■ Provided text ■
..............................

Devan Dubnyk wants to play hockey, but his nationality is making it tough.
According to the Oilers netminder (and Canadian passport holder), the opportunities presented to European goalies during the lockout aren’t as flush for North Americans.
“I haven’t seen any North Americans,” Dubnyk told the Edmonton Journal about the list of goalies currently playing overseas. “I have a few options in Europe, but it’s not easy for a North American goalie to pick up and go over.
“It has to be the right situation.”
To date, almost all the jobs have gone to European-born netminders.
Pekka Rinne, Ilya Bryzgalov, Semyon Varlamov and Sergei Bobrovsky signed in the KHL; Tuukka Rask and Ondrej Pavelec joined the Czech Extraliga; Antti Niemi returned to his native Finland and Viktor Fasth, signed to be Jonas Hiller’s backup in Anaheim, joined the Swedish second division.

..............................

■ Recorded data ■

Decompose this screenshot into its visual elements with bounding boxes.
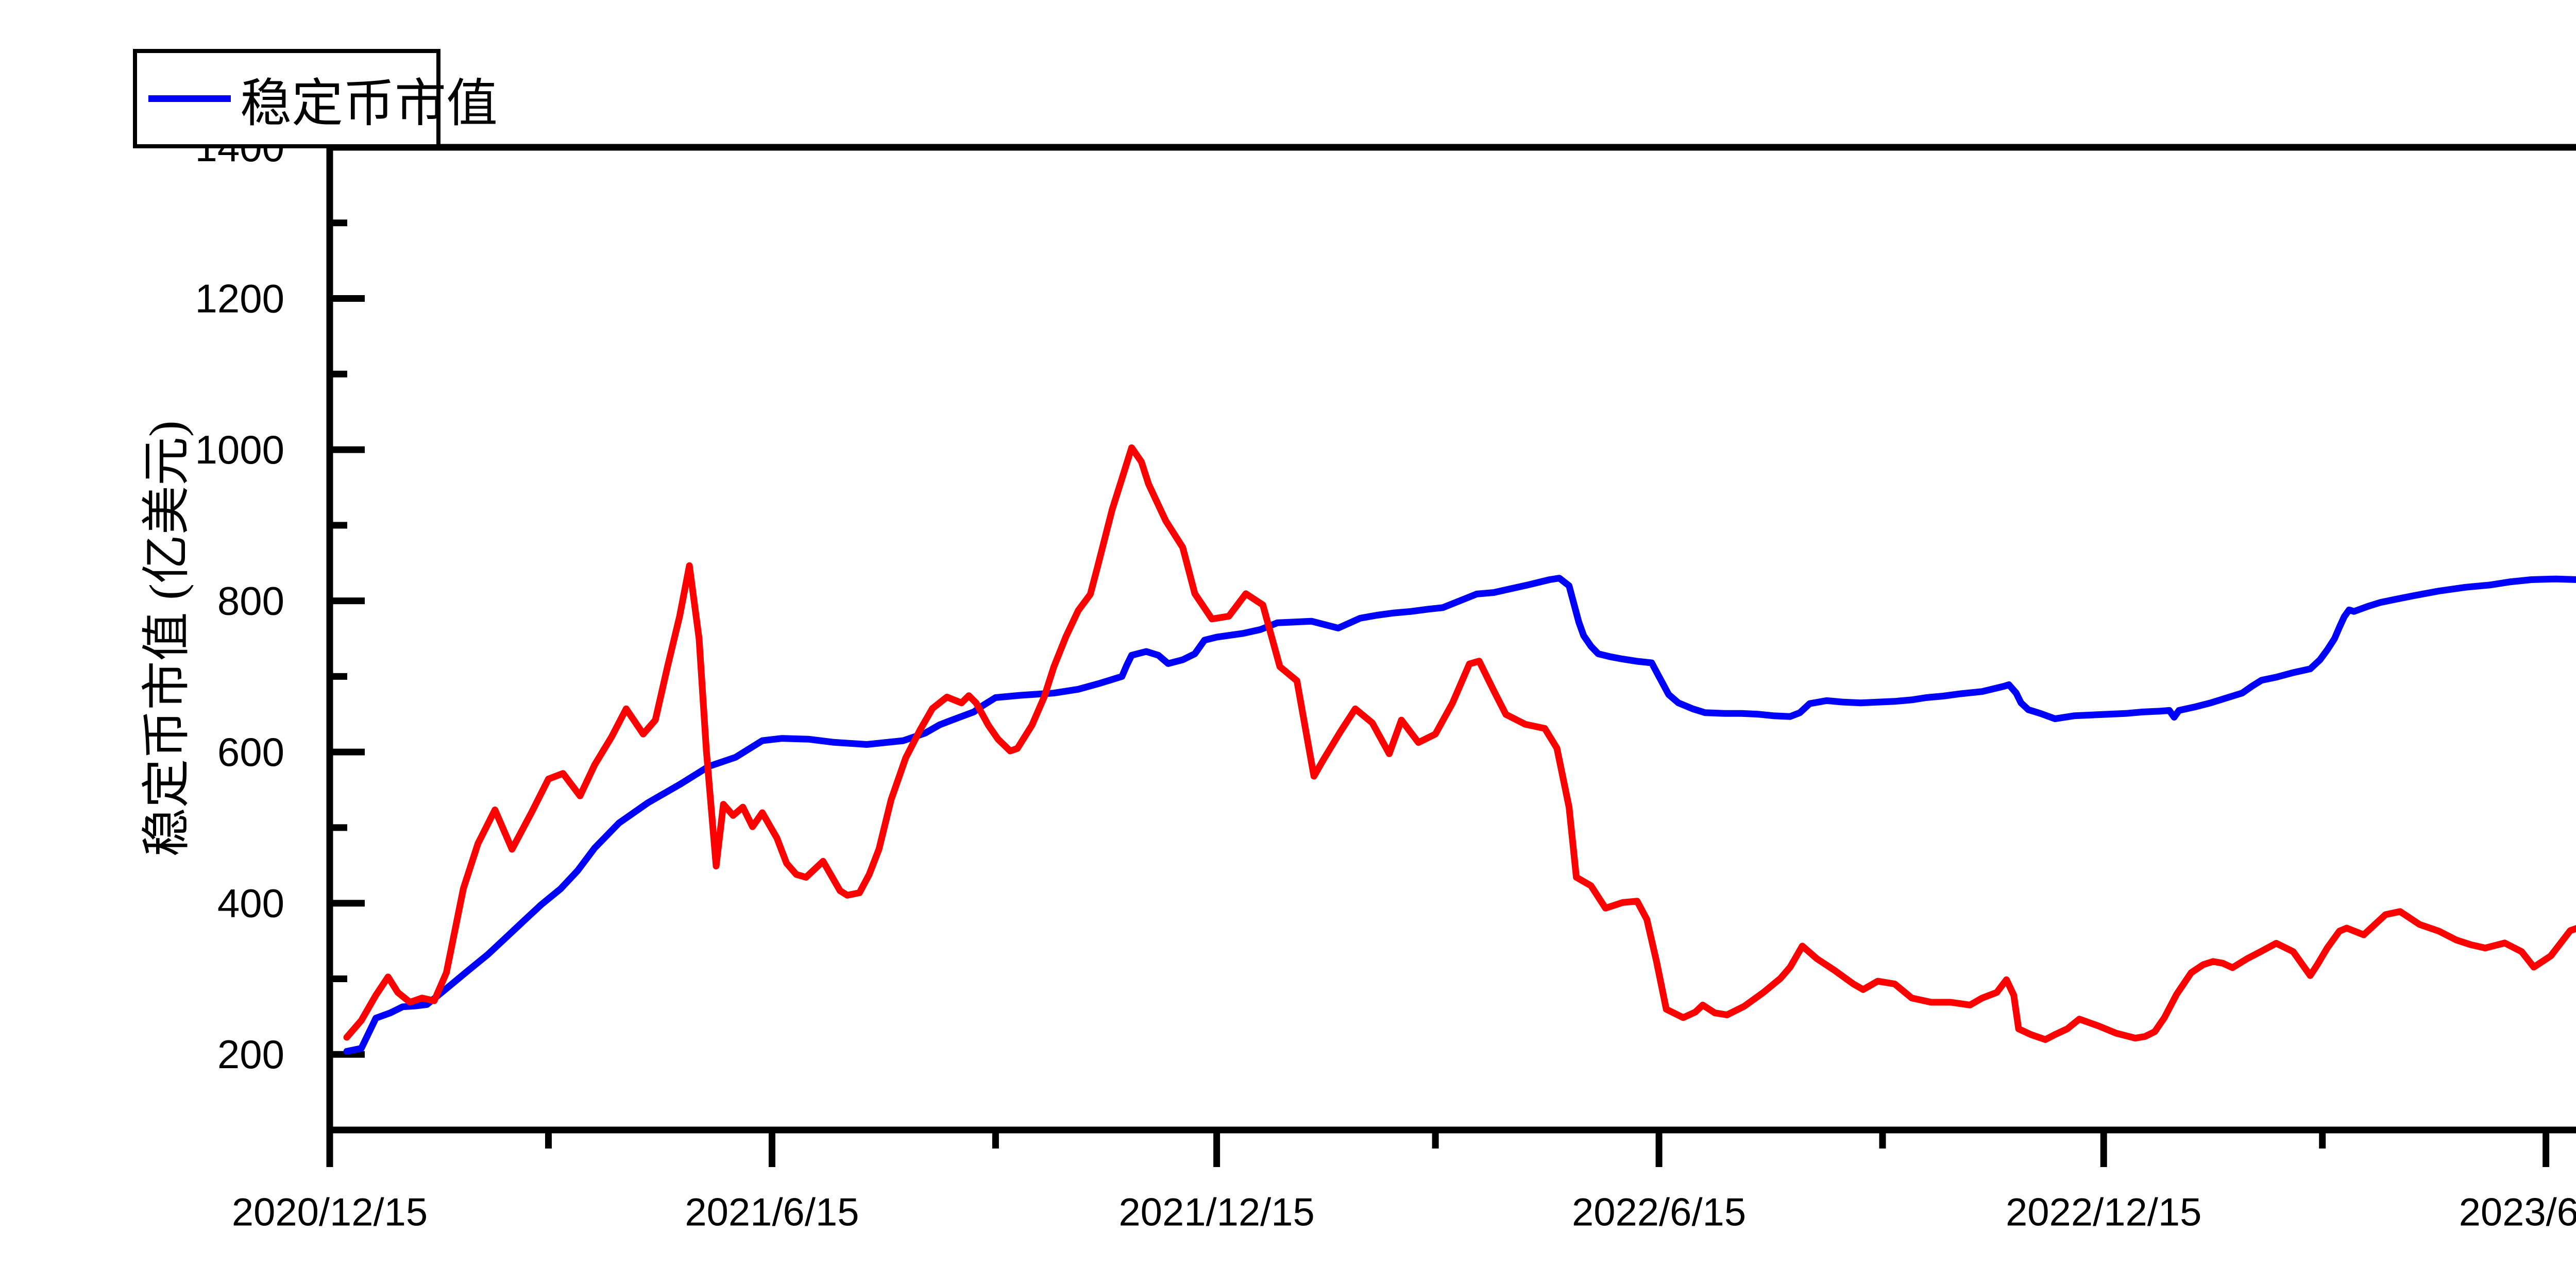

..............................

■ Stated task ■
Please answer from the hockey lockout article above: which league did Tuukka Rask and Ondrej Pavelec join?

■ Answer to the exercise ■
The Czech Extraliga.